- Your task
Copy out all the entries exactly.

- Material supplied
↓↓↓
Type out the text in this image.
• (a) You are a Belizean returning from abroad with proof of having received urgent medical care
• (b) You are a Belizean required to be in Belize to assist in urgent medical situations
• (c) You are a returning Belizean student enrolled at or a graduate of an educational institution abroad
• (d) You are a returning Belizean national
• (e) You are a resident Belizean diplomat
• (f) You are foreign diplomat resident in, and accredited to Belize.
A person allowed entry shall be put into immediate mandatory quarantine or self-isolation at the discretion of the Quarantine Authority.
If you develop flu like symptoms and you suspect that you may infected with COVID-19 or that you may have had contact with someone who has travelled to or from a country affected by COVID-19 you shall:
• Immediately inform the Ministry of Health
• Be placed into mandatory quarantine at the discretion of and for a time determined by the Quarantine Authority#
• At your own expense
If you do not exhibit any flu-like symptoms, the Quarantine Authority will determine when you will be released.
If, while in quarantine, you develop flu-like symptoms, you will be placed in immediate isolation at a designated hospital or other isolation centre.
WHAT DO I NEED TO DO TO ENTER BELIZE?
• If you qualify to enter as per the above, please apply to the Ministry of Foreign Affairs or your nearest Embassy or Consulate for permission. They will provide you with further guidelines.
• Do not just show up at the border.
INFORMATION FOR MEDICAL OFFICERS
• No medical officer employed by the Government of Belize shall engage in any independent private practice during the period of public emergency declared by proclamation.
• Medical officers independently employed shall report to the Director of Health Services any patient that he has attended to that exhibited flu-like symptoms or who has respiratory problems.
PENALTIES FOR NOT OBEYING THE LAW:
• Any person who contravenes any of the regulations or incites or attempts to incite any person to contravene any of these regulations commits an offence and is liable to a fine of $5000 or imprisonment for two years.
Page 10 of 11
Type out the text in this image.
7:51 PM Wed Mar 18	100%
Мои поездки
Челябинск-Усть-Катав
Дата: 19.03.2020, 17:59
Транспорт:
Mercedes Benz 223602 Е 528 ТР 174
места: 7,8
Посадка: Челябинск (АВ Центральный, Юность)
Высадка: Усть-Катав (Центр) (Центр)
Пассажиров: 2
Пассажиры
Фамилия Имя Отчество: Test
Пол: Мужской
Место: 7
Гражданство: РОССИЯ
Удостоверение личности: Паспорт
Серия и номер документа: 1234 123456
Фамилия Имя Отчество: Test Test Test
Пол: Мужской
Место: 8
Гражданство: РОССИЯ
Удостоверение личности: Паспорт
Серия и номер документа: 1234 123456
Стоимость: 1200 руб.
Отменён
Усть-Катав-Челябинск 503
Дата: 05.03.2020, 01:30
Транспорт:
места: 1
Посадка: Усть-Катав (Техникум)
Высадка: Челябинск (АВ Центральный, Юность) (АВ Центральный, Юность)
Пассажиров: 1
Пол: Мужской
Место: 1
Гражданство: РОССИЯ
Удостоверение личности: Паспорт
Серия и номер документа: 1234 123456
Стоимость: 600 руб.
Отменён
↑↑↑
- Response to this exercise
Type out the text in this image.
• (a) You are a Belizean returning from abroad with proof of having received urgent medical care
• (b) You are a Belizean required to be in Belize to assist in urgent medical situations
• (c) You are a returning Belizean student enrolled at or a graduate of an educational institution abroad
• (d) You are a returning Belizean national
• (e) You are a resident Belizean diplomat
• (f) You are foreign diplomat resident in, and accredited to Belize.
A person allowed entry shall be put into immediate mandatory quarantine or self-isolation at the discretion of the Quarantine Authority.
If you develop flu like symptoms and you suspect that you may infected with COVID-19 or that you may have had contact with someone who has travelled to or from a country affected by COVID-19 you shall:
• Immediately inform the Ministry of Health
• Be placed into mandatory quarantine at the discretion of and for a time determined by the Quarantine Authority#
• At your own expense
If you do not exhibit any flu-like symptoms, the Quarantine Authority will determine when you will be released.
If, while in quarantine, you develop flu-like symptoms, you will be placed in immediate isolation at a designated hospital or other isolation centre.
WHAT DO I NEED TO DO TO ENTER BELIZE?
• If you qualify to enter as per the above, please apply to the Ministry of Foreign Affairs or your nearest Embassy or Consulate for permission. They will provide you with further guidelines.
• Do not just show up at the border.
INFORMATION FOR MEDICAL OFFICERS
• No medical officer employed by the Government of Belize shall engage in any independent private practice during the period of public emergency declared by proclamation.
• Medical officers independently employed shall report to the Director of Health Services any patient that he has attended to that exhibited flu-like symptoms or who has respiratory problems.
PENALTIES FOR NOT OBEYING THE LAW:
• Any person who contravenes any of the regulations or incites or attempts to incite any person to contravene any of these regulations commits an offence and is liable to a fine of $5000 or imprisonment for two years.
Page 10 of 11
Type out the text in this image.
7:51 PM Wed Mar 18	100%
Мои поездки
Челябинск-Усть-Катав
Дата: 19.03.2020, 17:59
Транспорт:
Mercedes Benz 223602 Е 528 ТР 174
места: 7,8
Посадка: Челябинск (АВ Центральный, Юность)
Высадка: Усть-Катав (Центр) (Центр)
Пассажиров: 2
Пассажиры
Фамилия Имя Отчество: Test
Пол: Мужской
Место: 7
Гражданство: РОССИЯ
Удостоверение личности: Паспорт
Серия и номер документа: 1234 123456
Фамилия Имя Отчество: Test Test Test
Пол: Мужской
Место: 8
Гражданство: РОССИЯ
Удостоверение личности: Паспорт
Серия и номер документа: 1234 123456
Стоимость: 1200 руб.
Отменён
Усть-Катав-Челябинск 503
Дата: 05.03.2020, 01:30
Транспорт:
места: 1
Посадка: Усть-Катав (Техникум)
Высадка: Челябинск (АВ Центральный, Юность) (АВ Центральный, Юность)
Пассажиров: 1
Пол: Мужской
Место: 1
Гражданство: РОССИЯ
Удостоверение личности: Паспорт
Серия и номер документа: 1234 123456
Стоимость: 600 руб.
Отменён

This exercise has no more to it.